Select every line containing the word "Samarinda" from the material, and copy those lines.

(Dataset items)
- - -
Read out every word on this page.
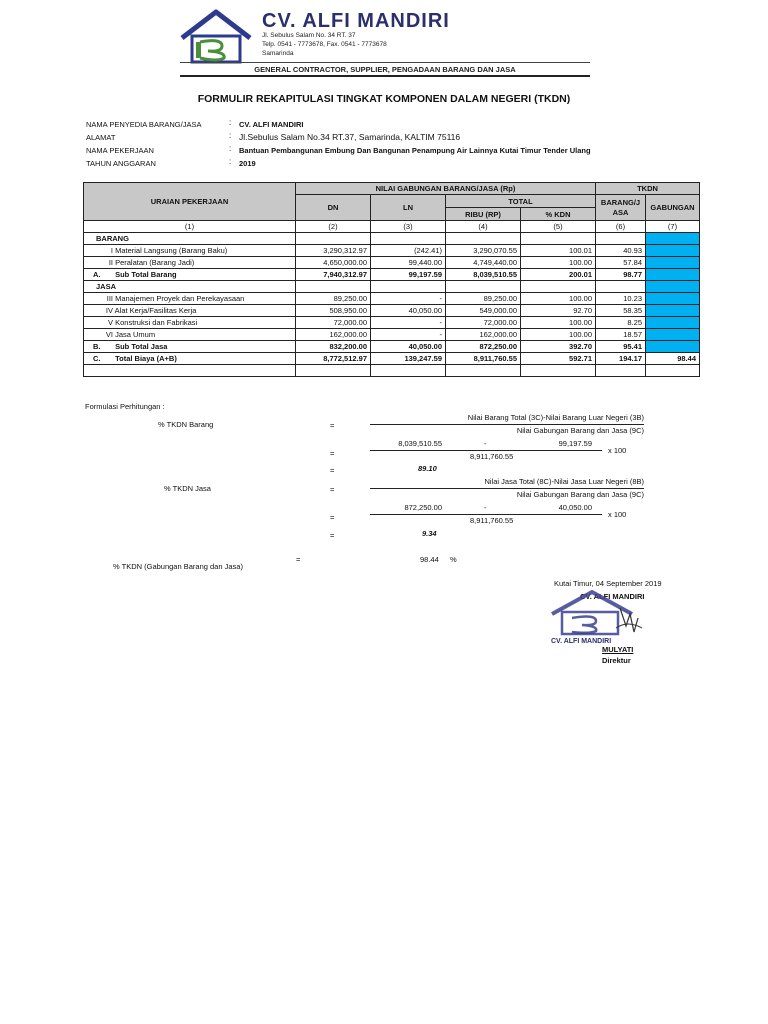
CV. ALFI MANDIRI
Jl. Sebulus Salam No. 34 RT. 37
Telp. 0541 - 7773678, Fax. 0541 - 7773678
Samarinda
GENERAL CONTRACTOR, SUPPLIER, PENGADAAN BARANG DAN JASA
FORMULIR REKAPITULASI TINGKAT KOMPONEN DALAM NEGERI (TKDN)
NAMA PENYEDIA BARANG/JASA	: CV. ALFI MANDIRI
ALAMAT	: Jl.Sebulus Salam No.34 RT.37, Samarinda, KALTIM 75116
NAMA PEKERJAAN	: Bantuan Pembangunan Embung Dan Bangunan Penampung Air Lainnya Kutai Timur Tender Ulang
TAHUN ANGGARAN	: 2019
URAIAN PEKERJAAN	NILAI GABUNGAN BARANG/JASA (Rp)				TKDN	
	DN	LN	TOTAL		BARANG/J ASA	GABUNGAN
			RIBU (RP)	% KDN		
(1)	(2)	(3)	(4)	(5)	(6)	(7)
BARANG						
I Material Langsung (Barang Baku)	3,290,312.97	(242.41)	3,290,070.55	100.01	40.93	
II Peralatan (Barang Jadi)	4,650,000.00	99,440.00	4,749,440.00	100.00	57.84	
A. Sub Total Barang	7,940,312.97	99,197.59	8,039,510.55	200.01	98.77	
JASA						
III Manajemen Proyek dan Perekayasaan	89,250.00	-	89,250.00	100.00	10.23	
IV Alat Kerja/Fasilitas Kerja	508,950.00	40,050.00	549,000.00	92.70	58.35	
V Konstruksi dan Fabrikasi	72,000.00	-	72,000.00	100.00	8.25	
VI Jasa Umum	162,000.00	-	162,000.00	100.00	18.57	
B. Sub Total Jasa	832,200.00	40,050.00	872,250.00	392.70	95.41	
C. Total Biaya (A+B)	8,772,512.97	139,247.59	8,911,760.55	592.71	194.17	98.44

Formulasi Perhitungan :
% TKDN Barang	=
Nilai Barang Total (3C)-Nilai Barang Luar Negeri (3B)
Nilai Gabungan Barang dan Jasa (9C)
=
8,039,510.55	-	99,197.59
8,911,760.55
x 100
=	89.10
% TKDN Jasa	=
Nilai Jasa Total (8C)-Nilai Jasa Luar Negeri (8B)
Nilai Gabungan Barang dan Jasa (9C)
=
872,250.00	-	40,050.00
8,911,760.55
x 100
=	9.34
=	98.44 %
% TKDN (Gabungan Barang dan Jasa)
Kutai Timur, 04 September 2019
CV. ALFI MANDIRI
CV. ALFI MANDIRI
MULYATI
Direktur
- - -
FINISHED EXERCISE
Samarinda
ALAMAT	: Jl.Sebulus Salam No.34 RT.37, Samarinda, KALTIM 75116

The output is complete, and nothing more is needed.